TASK STATEMENT: Sort through the data and copy the lines holding the word "name".

EXTRACTED RECORDS:
+ + + + + + +

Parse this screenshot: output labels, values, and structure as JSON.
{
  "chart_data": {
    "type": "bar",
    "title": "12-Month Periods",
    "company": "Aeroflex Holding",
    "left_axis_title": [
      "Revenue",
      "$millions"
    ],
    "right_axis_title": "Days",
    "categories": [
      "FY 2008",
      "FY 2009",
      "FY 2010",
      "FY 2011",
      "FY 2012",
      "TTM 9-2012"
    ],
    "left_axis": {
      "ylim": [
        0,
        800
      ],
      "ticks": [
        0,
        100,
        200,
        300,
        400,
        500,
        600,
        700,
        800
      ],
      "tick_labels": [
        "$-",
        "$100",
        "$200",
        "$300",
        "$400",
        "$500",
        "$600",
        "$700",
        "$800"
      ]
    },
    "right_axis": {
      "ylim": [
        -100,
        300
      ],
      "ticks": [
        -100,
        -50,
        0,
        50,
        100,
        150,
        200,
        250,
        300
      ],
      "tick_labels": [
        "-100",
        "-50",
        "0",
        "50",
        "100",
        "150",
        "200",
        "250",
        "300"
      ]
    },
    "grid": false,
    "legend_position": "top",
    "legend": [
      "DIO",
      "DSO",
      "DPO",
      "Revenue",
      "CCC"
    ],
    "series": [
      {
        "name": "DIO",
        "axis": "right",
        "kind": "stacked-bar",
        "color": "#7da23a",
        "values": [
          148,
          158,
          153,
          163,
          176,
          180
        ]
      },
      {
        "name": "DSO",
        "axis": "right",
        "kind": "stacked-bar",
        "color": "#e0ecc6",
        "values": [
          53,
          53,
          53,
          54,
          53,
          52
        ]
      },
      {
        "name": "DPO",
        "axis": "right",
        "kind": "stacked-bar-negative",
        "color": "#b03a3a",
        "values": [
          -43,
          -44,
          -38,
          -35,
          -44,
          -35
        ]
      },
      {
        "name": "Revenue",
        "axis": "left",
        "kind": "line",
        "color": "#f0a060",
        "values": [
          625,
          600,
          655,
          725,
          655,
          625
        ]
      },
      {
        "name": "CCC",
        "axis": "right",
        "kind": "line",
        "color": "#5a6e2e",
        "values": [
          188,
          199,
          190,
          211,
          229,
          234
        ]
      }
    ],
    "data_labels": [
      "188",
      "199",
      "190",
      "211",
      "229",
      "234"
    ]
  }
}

+ + + + + + +

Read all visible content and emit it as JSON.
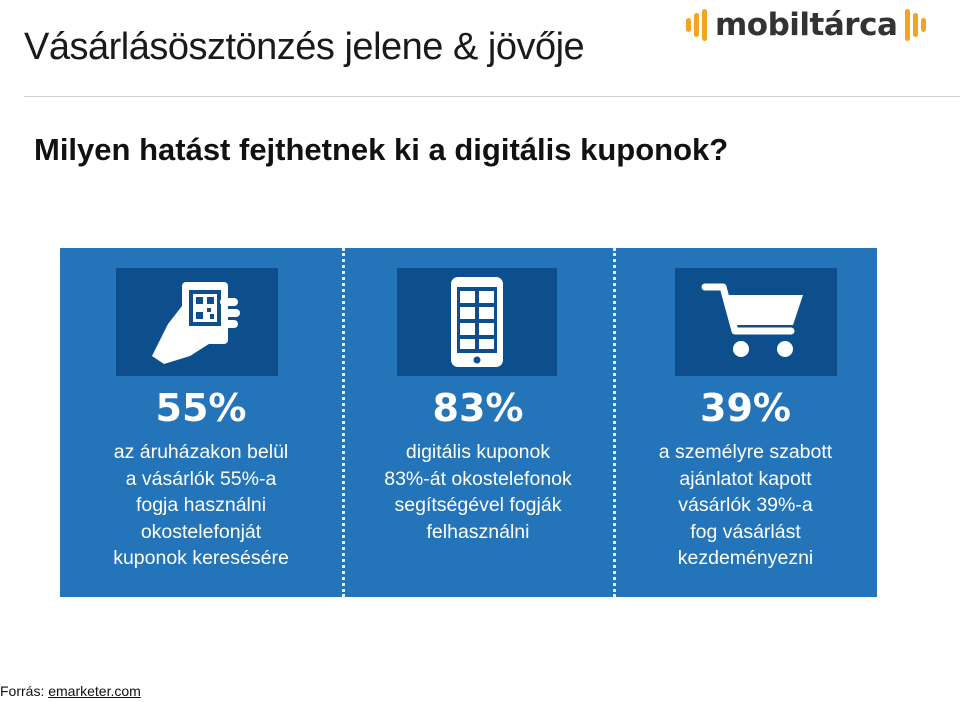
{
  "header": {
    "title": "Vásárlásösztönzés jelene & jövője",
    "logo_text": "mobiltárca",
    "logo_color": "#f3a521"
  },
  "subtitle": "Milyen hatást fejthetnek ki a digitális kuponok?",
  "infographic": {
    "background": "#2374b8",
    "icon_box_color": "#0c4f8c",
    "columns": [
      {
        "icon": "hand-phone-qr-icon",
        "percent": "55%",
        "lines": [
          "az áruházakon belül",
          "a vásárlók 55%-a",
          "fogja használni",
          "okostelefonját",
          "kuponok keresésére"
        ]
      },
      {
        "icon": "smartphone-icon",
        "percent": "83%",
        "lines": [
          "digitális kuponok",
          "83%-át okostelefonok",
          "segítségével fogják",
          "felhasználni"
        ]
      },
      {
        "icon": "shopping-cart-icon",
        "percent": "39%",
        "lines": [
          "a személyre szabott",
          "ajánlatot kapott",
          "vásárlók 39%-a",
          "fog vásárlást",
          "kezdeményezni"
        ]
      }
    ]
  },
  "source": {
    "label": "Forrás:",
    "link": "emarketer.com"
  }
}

+ + + + + + +

RESULT:
        "name": "DIO",
        "name": "DSO",
        "name": "DPO",
        "name": "Revenue",
        "name": "CCC",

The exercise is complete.